= WHAT YOU NEED TO DO =
Report how many lines below contain the word "coloriés", and give only that number.

= DATA FOR PROCESSING =
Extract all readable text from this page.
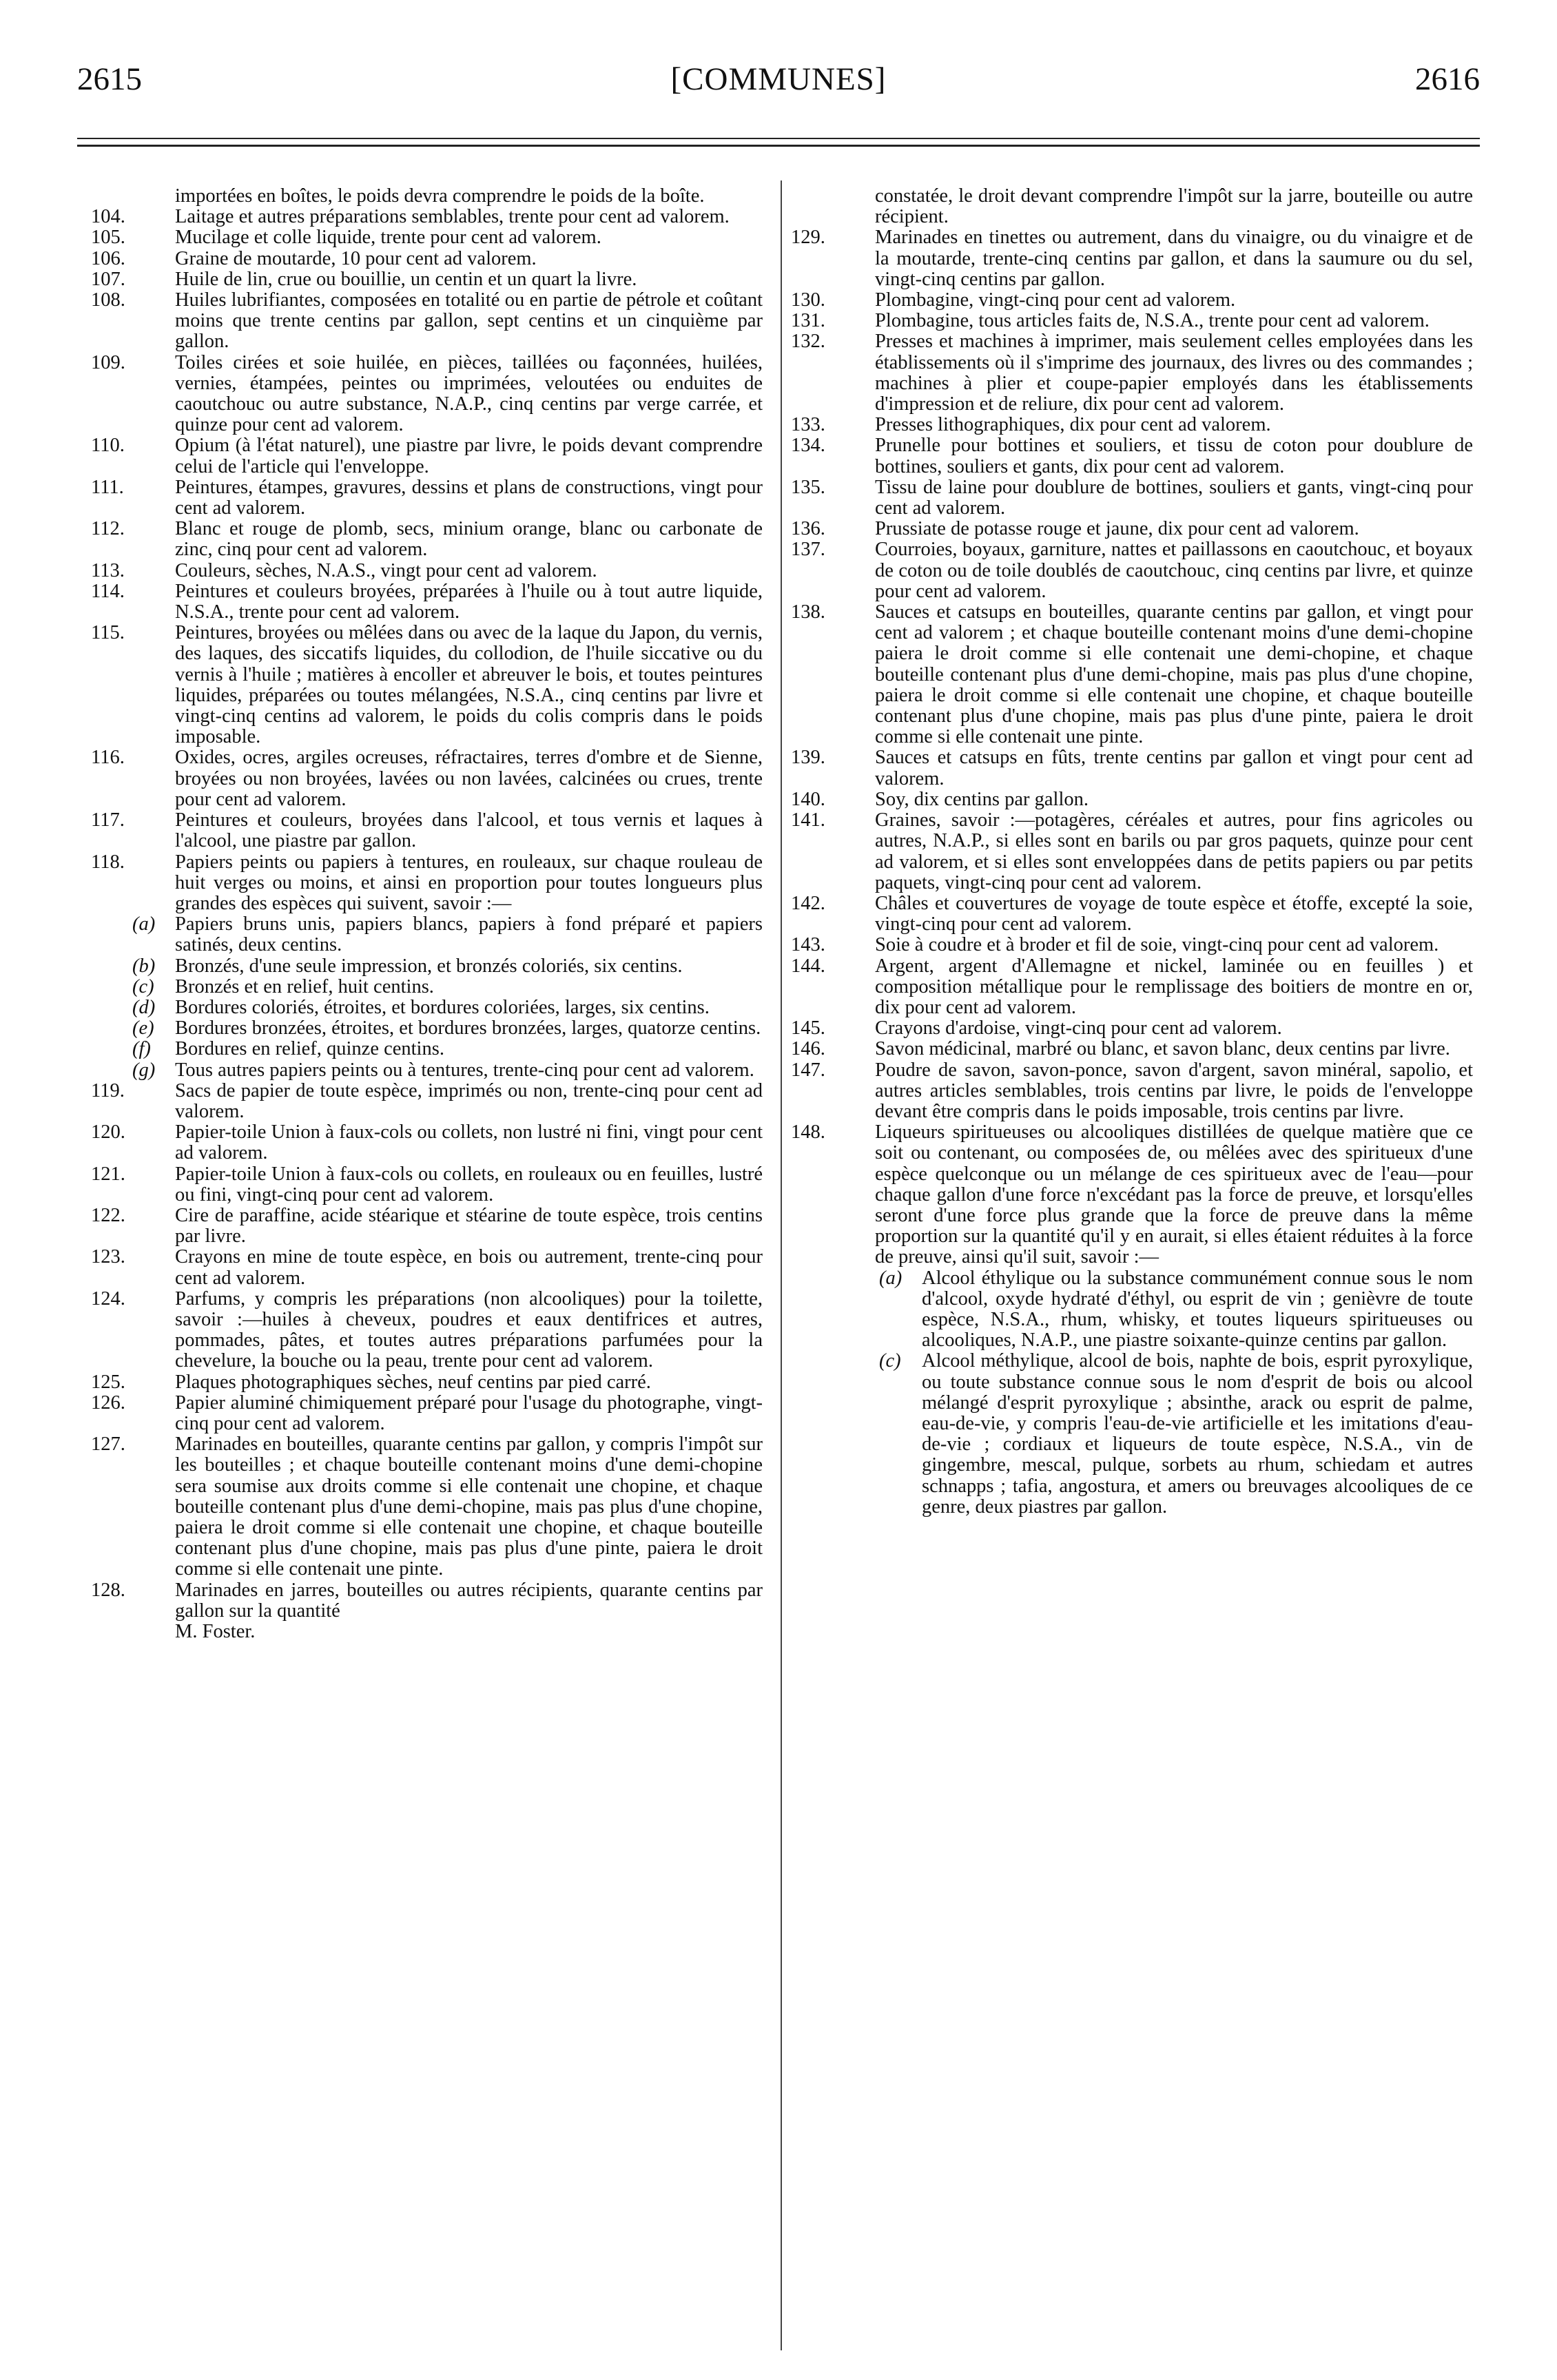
2615	[COMMUNES]	2616
importées en boîtes, le poids devra comprendre le poids de la boîte.
104.	Laitage et autres préparations semblables, trente pour cent ad valorem.
105.	Mucilage et colle liquide, trente pour cent ad valorem.
106.	Graine de moutarde, 10 pour cent ad valorem.
107.	Huile de lin, crue ou bouillie, un centin et un quart la livre.
108.	Huiles lubrifiantes, composées en totalité ou en partie de pétrole et coûtant moins que trente centins par gallon, sept centins et un cinquième par gallon.
109.	Toiles cirées et soie huilée, en pièces, taillées ou façonnées, huilées, vernies, étampées, peintes ou imprimées, veloutées ou enduites de caoutchouc ou autre substance, N.A.P., cinq centins par verge carrée, et quinze pour cent ad valorem.
110.	Opium (à l'état naturel), une piastre par livre, le poids devant comprendre celui de l'article qui l'enveloppe.
111.	Peintures, étampes, gravures, dessins et plans de constructions, vingt pour cent ad valorem.
112.	Blanc et rouge de plomb, secs, minium orange, blanc ou carbonate de zinc, cinq pour cent ad valorem.
113.	Couleurs, sèches, N.A.S., vingt pour cent ad valorem.
114.	Peintures et couleurs broyées, préparées à l'huile ou à tout autre liquide, N.S.A., trente pour cent ad valorem.
115.	Peintures, broyées ou mêlées dans ou avec de la laque du Japon, du vernis, des laques, des siccatifs liquides, du collodion, de l'huile siccative ou du vernis à l'huile ; matières à encoller et abreuver le bois, et toutes peintures liquides, préparées ou toutes mélangées, N.S.A., cinq centins par livre et vingt-cinq centins ad valorem, le poids du colis compris dans le poids imposable.
116.	Oxides, ocres, argiles ocreuses, réfractaires, terres d'ombre et de Sienne, broyées ou non broyées, lavées ou non lavées, calcinées ou crues, trente pour cent ad valorem.
117.	Peintures et couleurs, broyées dans l'alcool, et tous vernis et laques à l'alcool, une piastre par gallon.
118.	Papiers peints ou papiers à tentures, en rouleaux, sur chaque rouleau de huit verges ou moins, et ainsi en proportion pour toutes longueurs plus grandes des espèces qui suivent, savoir :—
(a) Papiers bruns unis, papiers blancs, papiers à fond préparé et papiers satinés, deux centins.
(b) Bronzés, d'une seule impression, et bronzés coloriés, six centins.
(c) Bronzés et en relief, huit centins.
(d) Bordures coloriés, étroites, et bordures coloriées, larges, six centins.
(e) Bordures bronzées, étroites, et bordures bronzées, larges, quatorze centins.
(f) Bordures en relief, quinze centins.
(g) Tous autres papiers peints ou à tentures, trente-cinq pour cent ad valorem.
119.	Sacs de papier de toute espèce, imprimés ou non, trente-cinq pour cent ad valorem.
120.	Papier-toile Union à faux-cols ou collets, non lustré ni fini, vingt pour cent ad valorem.
121.	Papier-toile Union à faux-cols ou collets, en rouleaux ou en feuilles, lustré ou fini, vingt-cinq pour cent ad valorem.
122.	Cire de paraffine, acide stéarique et stéarine de toute espèce, trois centins par livre.
123.	Crayons en mine de toute espèce, en bois ou autrement, trente-cinq pour cent ad valorem.
124.	Parfums, y compris les préparations (non alcooliques) pour la toilette, savoir :—huiles à cheveux, poudres et eaux dentifrices et autres, pommades, pâtes, et toutes autres préparations parfumées pour la chevelure, la bouche ou la peau, trente pour cent ad valorem.
125.	Plaques photographiques sèches, neuf centins par pied carré.
126.	Papier aluminé chimiquement préparé pour l'usage du photographe, vingt-cinq pour cent ad valorem.
127.	Marinades en bouteilles, quarante centins par gallon, y compris l'impôt sur les bouteilles ; et chaque bouteille contenant moins d'une demi-chopine sera soumise aux droits comme si elle contenait une chopine, et chaque bouteille contenant plus d'une demi-chopine, mais pas plus d'une chopine, paiera le droit comme si elle contenait une chopine, et chaque bouteille contenant plus d'une chopine, mais pas plus d'une pinte, paiera le droit comme si elle contenait une pinte.
128.	Marinades en jarres, bouteilles ou autres récipients, quarante centins par gallon sur la quantité
M. Foster.
constatée, le droit devant comprendre l'impôt sur la jarre, bouteille ou autre récipient.
129.	Marinades en tinettes ou autrement, dans du vinaigre, ou du vinaigre et de la moutarde, trente-cinq centins par gallon, et dans la saumure ou du sel, vingt-cinq centins par gallon.
130.	Plombagine, vingt-cinq pour cent ad valorem.
131.	Plombagine, tous articles faits de, N.S.A., trente pour cent ad valorem.
132.	Presses et machines à imprimer, mais seulement celles employées dans les établissements où il s'imprime des journaux, des livres ou des commandes ; machines à plier et coupe-papier employés dans les établissements d'impression et de reliure, dix pour cent ad valorem.
133.	Presses lithographiques, dix pour cent ad valorem.
134.	Prunelle pour bottines et souliers, et tissu de coton pour doublure de bottines, souliers et gants, dix pour cent ad valorem.
135.	Tissu de laine pour doublure de bottines, souliers et gants, vingt-cinq pour cent ad valorem.
136.	Prussiate de potasse rouge et jaune, dix pour cent ad valorem.
137.	Courroies, boyaux, garniture, nattes et paillassons en caoutchouc, et boyaux de coton ou de toile doublés de caoutchouc, cinq centins par livre, et quinze pour cent ad valorem.
138.	Sauces et catsups en bouteilles, quarante centins par gallon, et vingt pour cent ad valorem ; et chaque bouteille contenant moins d'une demi-chopine paiera le droit comme si elle contenait une demi-chopine, et chaque bouteille contenant plus d'une demi-chopine, mais pas plus d'une chopine, paiera le droit comme si elle contenait une chopine, et chaque bouteille contenant plus d'une chopine, mais pas plus d'une pinte, paiera le droit comme si elle contenait une pinte.
139.	Sauces et catsups en fûts, trente centins par gallon et vingt pour cent ad valorem.
140.	Soy, dix centins par gallon.
141.	Graines, savoir :—potagères, céréales et autres, pour fins agricoles ou autres, N.A.P., si elles sont en barils ou par gros paquets, quinze pour cent ad valorem, et si elles sont enveloppées dans de petits papiers ou par petits paquets, vingt-cinq pour cent ad valorem.
142.	Châles et couvertures de voyage de toute espèce et étoffe, excepté la soie, vingt-cinq pour cent ad valorem.
143.	Soie à coudre et à broder et fil de soie, vingt-cinq pour cent ad valorem.
144.	Argent, argent d'Allemagne et nickel, laminée ou en feuilles ) et composition métallique pour le remplissage des boitiers de montre en or, dix pour cent ad valorem.
145.	Crayons d'ardoise, vingt-cinq pour cent ad valorem.
146.	Savon médicinal, marbré ou blanc, et savon blanc, deux centins par livre.
147.	Poudre de savon, savon-ponce, savon d'argent, savon minéral, sapolio, et autres articles semblables, trois centins par livre, le poids de l'enveloppe devant être compris dans le poids imposable, trois centins par livre.
148.	Liqueurs spiritueuses ou alcooliques distillées de quelque matière que ce soit ou contenant, ou composées de, ou mêlées avec des spiritueux d'une espèce quelconque ou un mélange de ces spiritueux avec de l'eau—pour chaque gallon d'une force n'excédant pas la force de preuve, et lorsqu'elles seront d'une force plus grande que la force de preuve dans la même proportion sur la quantité qu'il y en aurait, si elles étaient réduites à la force de preuve, ainsi qu'il suit, savoir :—
(a) Alcool éthylique ou la substance communément connue sous le nom d'alcool, oxyde hydraté d'éthyl, ou esprit de vin ; genièvre de toute espèce, N.S.A., rhum, whisky, et toutes liqueurs spiritueuses ou alcooliques, N.A.P., une piastre soixante-quinze centins par gallon.
(c) Alcool méthylique, alcool de bois, naphte de bois, esprit pyroxylique, ou toute substance connue sous le nom d'esprit de bois ou alcool mélangé d'esprit pyroxylique ; absinthe, arack ou esprit de palme, eau-de-vie, y compris l'eau-de-vie artificielle et les imitations d'eau-de-vie ; cordiaux et liqueurs de toute espèce, N.S.A., vin de gingembre, mescal, pulque, sorbets au rhum, schiedam et autres schnapps ; tafia, angostura, et amers ou breuvages alcooliques de ce genre, deux piastres par gallon.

= FINAL RESULT =
2